__Written instruction__. Every entry that follows needs to be repeated exactly.

__Supplied material__.
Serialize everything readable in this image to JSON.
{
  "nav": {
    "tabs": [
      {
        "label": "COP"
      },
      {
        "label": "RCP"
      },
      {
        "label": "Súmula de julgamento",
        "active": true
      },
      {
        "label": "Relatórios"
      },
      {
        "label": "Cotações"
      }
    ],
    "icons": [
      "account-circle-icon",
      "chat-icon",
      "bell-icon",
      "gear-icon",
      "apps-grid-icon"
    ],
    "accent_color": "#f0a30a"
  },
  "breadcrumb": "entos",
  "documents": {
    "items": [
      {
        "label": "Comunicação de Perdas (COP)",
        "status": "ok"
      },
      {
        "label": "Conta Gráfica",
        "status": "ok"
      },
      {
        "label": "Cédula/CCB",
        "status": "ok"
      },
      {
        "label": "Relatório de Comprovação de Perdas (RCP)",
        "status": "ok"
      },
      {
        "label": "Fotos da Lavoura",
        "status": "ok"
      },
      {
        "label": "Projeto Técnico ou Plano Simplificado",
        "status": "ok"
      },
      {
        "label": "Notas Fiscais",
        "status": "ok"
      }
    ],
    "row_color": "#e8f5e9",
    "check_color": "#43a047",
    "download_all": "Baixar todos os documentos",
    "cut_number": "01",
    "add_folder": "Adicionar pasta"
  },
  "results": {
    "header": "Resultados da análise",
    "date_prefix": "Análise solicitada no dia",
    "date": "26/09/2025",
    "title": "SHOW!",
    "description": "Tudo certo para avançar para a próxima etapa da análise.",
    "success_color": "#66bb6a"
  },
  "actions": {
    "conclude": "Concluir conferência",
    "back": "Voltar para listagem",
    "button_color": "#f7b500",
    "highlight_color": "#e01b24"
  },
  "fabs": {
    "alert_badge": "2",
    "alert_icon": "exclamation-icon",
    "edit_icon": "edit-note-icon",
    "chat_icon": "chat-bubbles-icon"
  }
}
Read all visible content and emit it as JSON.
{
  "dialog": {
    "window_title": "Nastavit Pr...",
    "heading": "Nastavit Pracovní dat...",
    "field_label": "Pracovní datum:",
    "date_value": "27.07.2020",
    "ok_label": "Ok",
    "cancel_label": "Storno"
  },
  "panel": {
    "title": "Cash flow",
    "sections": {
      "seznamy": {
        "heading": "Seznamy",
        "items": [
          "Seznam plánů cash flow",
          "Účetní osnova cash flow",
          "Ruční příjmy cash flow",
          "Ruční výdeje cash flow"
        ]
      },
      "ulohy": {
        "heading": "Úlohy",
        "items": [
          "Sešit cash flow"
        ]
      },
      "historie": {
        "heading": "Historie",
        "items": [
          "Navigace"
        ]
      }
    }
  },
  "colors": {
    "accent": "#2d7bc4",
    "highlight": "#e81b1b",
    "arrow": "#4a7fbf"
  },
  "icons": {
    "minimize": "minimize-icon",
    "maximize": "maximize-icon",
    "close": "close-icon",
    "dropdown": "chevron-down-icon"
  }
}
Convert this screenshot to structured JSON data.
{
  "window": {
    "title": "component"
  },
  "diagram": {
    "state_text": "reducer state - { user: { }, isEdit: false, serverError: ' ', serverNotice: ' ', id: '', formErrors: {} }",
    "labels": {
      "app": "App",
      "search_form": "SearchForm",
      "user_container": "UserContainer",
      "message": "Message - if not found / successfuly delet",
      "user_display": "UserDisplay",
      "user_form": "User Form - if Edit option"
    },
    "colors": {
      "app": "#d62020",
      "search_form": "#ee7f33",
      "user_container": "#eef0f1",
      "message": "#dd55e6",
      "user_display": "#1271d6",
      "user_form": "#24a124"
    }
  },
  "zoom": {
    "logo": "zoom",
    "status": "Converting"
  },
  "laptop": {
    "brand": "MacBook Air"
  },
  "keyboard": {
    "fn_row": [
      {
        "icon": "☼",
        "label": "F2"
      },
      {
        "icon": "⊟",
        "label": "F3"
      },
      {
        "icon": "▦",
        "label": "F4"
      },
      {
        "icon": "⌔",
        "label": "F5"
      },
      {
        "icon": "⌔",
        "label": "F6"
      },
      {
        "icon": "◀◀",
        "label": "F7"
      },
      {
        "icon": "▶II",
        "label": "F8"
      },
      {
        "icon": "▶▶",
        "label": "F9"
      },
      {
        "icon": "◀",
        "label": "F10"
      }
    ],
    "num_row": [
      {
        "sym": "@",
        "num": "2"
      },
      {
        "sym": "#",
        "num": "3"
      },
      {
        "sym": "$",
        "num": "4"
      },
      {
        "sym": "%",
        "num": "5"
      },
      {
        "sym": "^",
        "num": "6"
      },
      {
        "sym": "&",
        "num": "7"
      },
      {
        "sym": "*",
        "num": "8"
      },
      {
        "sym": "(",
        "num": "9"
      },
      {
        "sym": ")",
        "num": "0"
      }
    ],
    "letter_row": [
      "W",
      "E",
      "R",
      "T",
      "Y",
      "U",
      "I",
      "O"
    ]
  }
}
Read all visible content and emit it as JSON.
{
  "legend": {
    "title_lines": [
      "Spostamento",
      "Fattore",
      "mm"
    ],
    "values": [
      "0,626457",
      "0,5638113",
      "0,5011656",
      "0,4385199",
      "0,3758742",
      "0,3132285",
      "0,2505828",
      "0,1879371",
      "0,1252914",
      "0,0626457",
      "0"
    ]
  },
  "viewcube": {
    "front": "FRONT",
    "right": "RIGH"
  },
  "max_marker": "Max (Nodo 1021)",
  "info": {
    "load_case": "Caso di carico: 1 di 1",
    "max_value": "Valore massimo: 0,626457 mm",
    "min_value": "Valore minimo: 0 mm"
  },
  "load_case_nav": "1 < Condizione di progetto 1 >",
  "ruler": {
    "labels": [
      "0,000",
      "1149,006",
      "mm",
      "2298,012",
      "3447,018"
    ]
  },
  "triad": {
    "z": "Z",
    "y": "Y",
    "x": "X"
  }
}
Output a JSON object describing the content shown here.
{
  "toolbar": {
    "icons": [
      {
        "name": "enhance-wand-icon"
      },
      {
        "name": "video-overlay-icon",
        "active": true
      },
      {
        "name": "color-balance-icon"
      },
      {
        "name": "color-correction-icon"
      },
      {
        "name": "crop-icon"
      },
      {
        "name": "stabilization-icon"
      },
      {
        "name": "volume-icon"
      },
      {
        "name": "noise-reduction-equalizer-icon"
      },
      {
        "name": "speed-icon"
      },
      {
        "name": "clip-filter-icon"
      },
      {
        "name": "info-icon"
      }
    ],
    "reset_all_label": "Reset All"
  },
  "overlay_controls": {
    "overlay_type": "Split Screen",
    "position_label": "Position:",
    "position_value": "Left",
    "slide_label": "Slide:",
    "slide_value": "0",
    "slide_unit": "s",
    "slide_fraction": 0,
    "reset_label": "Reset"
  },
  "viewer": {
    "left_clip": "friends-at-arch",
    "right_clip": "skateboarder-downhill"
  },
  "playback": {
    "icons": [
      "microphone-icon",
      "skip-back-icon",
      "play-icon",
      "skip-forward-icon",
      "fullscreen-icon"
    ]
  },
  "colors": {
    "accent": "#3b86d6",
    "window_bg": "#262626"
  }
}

__Exercise answer__.
Serialize everything readable in this image to JSON.
{
  "nav": {
    "tabs": [
      {
        "label": "COP"
      },
      {
        "label": "RCP"
      },
      {
        "label": "Súmula de julgamento",
        "active": true
      },
      {
        "label": "Relatórios"
      },
      {
        "label": "Cotações"
      }
    ],
    "icons": [
      "account-circle-icon",
      "chat-icon",
      "bell-icon",
      "gear-icon",
      "apps-grid-icon"
    ],
    "accent_color": "#f0a30a"
  },
  "breadcrumb": "entos",
  "documents": {
    "items": [
      {
        "label": "Comunicação de Perdas (COP)",
        "status": "ok"
      },
      {
        "label": "Conta Gráfica",
        "status": "ok"
      },
      {
        "label": "Cédula/CCB",
        "status": "ok"
      },
      {
        "label": "Relatório de Comprovação de Perdas (RCP)",
        "status": "ok"
      },
      {
        "label": "Fotos da Lavoura",
        "status": "ok"
      },
      {
        "label": "Projeto Técnico ou Plano Simplificado",
        "status": "ok"
      },
      {
        "label": "Notas Fiscais",
        "status": "ok"
      }
    ],
    "row_color": "#e8f5e9",
    "check_color": "#43a047",
    "download_all": "Baixar todos os documentos",
    "cut_number": "01",
    "add_folder": "Adicionar pasta"
  },
  "results": {
    "header": "Resultados da análise",
    "date_prefix": "Análise solicitada no dia",
    "date": "26/09/2025",
    "title": "SHOW!",
    "description": "Tudo certo para avançar para a próxima etapa da análise.",
    "success_color": "#66bb6a"
  },
  "actions": {
    "conclude": "Concluir conferência",
    "back": "Voltar para listagem",
    "button_color": "#f7b500",
    "highlight_color": "#e01b24"
  },
  "fabs": {
    "alert_badge": "2",
    "alert_icon": "exclamation-icon",
    "edit_icon": "edit-note-icon",
    "chat_icon": "chat-bubbles-icon"
  }
}
Read all visible content and emit it as JSON.
{
  "dialog": {
    "window_title": "Nastavit Pr...",
    "heading": "Nastavit Pracovní dat...",
    "field_label": "Pracovní datum:",
    "date_value": "27.07.2020",
    "ok_label": "Ok",
    "cancel_label": "Storno"
  },
  "panel": {
    "title": "Cash flow",
    "sections": {
      "seznamy": {
        "heading": "Seznamy",
        "items": [
          "Seznam plánů cash flow",
          "Účetní osnova cash flow",
          "Ruční příjmy cash flow",
          "Ruční výdeje cash flow"
        ]
      },
      "ulohy": {
        "heading": "Úlohy",
        "items": [
          "Sešit cash flow"
        ]
      },
      "historie": {
        "heading": "Historie",
        "items": [
          "Navigace"
        ]
      }
    }
  },
  "colors": {
    "accent": "#2d7bc4",
    "highlight": "#e81b1b",
    "arrow": "#4a7fbf"
  },
  "icons": {
    "minimize": "minimize-icon",
    "maximize": "maximize-icon",
    "close": "close-icon",
    "dropdown": "chevron-down-icon"
  }
}
Convert this screenshot to structured JSON data.
{
  "window": {
    "title": "component"
  },
  "diagram": {
    "state_text": "reducer state - { user: { }, isEdit: false, serverError: ' ', serverNotice: ' ', id: '', formErrors: {} }",
    "labels": {
      "app": "App",
      "search_form": "SearchForm",
      "user_container": "UserContainer",
      "message": "Message - if not found / successfuly delet",
      "user_display": "UserDisplay",
      "user_form": "User Form - if Edit option"
    },
    "colors": {
      "app": "#d62020",
      "search_form": "#ee7f33",
      "user_container": "#eef0f1",
      "message": "#dd55e6",
      "user_display": "#1271d6",
      "user_form": "#24a124"
    }
  },
  "zoom": {
    "logo": "zoom",
    "status": "Converting"
  },
  "laptop": {
    "brand": "MacBook Air"
  },
  "keyboard": {
    "fn_row": [
      {
        "icon": "☼",
        "label": "F2"
      },
      {
        "icon": "⊟",
        "label": "F3"
      },
      {
        "icon": "▦",
        "label": "F4"
      },
      {
        "icon": "⌔",
        "label": "F5"
      },
      {
        "icon": "⌔",
        "label": "F6"
      },
      {
        "icon": "◀◀",
        "label": "F7"
      },
      {
        "icon": "▶II",
        "label": "F8"
      },
      {
        "icon": "▶▶",
        "label": "F9"
      },
      {
        "icon": "◀",
        "label": "F10"
      }
    ],
    "num_row": [
      {
        "sym": "@",
        "num": "2"
      },
      {
        "sym": "#",
        "num": "3"
      },
      {
        "sym": "$",
        "num": "4"
      },
      {
        "sym": "%",
        "num": "5"
      },
      {
        "sym": "^",
        "num": "6"
      },
      {
        "sym": "&",
        "num": "7"
      },
      {
        "sym": "*",
        "num": "8"
      },
      {
        "sym": "(",
        "num": "9"
      },
      {
        "sym": ")",
        "num": "0"
      }
    ],
    "letter_row": [
      "W",
      "E",
      "R",
      "T",
      "Y",
      "U",
      "I",
      "O"
    ]
  }
}
Read all visible content and emit it as JSON.
{
  "legend": {
    "title_lines": [
      "Spostamento",
      "Fattore",
      "mm"
    ],
    "values": [
      "0,626457",
      "0,5638113",
      "0,5011656",
      "0,4385199",
      "0,3758742",
      "0,3132285",
      "0,2505828",
      "0,1879371",
      "0,1252914",
      "0,0626457",
      "0"
    ]
  },
  "viewcube": {
    "front": "FRONT",
    "right": "RIGH"
  },
  "max_marker": "Max (Nodo 1021)",
  "info": {
    "load_case": "Caso di carico: 1 di 1",
    "max_value": "Valore massimo: 0,626457 mm",
    "min_value": "Valore minimo: 0 mm"
  },
  "load_case_nav": "1 < Condizione di progetto 1 >",
  "ruler": {
    "labels": [
      "0,000",
      "1149,006",
      "mm",
      "2298,012",
      "3447,018"
    ]
  },
  "triad": {
    "z": "Z",
    "y": "Y",
    "x": "X"
  }
}
Output a JSON object describing the content shown here.
{
  "toolbar": {
    "icons": [
      {
        "name": "enhance-wand-icon"
      },
      {
        "name": "video-overlay-icon",
        "active": true
      },
      {
        "name": "color-balance-icon"
      },
      {
        "name": "color-correction-icon"
      },
      {
        "name": "crop-icon"
      },
      {
        "name": "stabilization-icon"
      },
      {
        "name": "volume-icon"
      },
      {
        "name": "noise-reduction-equalizer-icon"
      },
      {
        "name": "speed-icon"
      },
      {
        "name": "clip-filter-icon"
      },
      {
        "name": "info-icon"
      }
    ],
    "reset_all_label": "Reset All"
  },
  "overlay_controls": {
    "overlay_type": "Split Screen",
    "position_label": "Position:",
    "position_value": "Left",
    "slide_label": "Slide:",
    "slide_value": "0",
    "slide_unit": "s",
    "slide_fraction": 0,
    "reset_label": "Reset"
  },
  "viewer": {
    "left_clip": "friends-at-arch",
    "right_clip": "skateboarder-downhill"
  },
  "playback": {
    "icons": [
      "microphone-icon",
      "skip-back-icon",
      "play-icon",
      "skip-forward-icon",
      "fullscreen-icon"
    ]
  },
  "colors": {
    "accent": "#3b86d6",
    "window_bg": "#262626"
  }
}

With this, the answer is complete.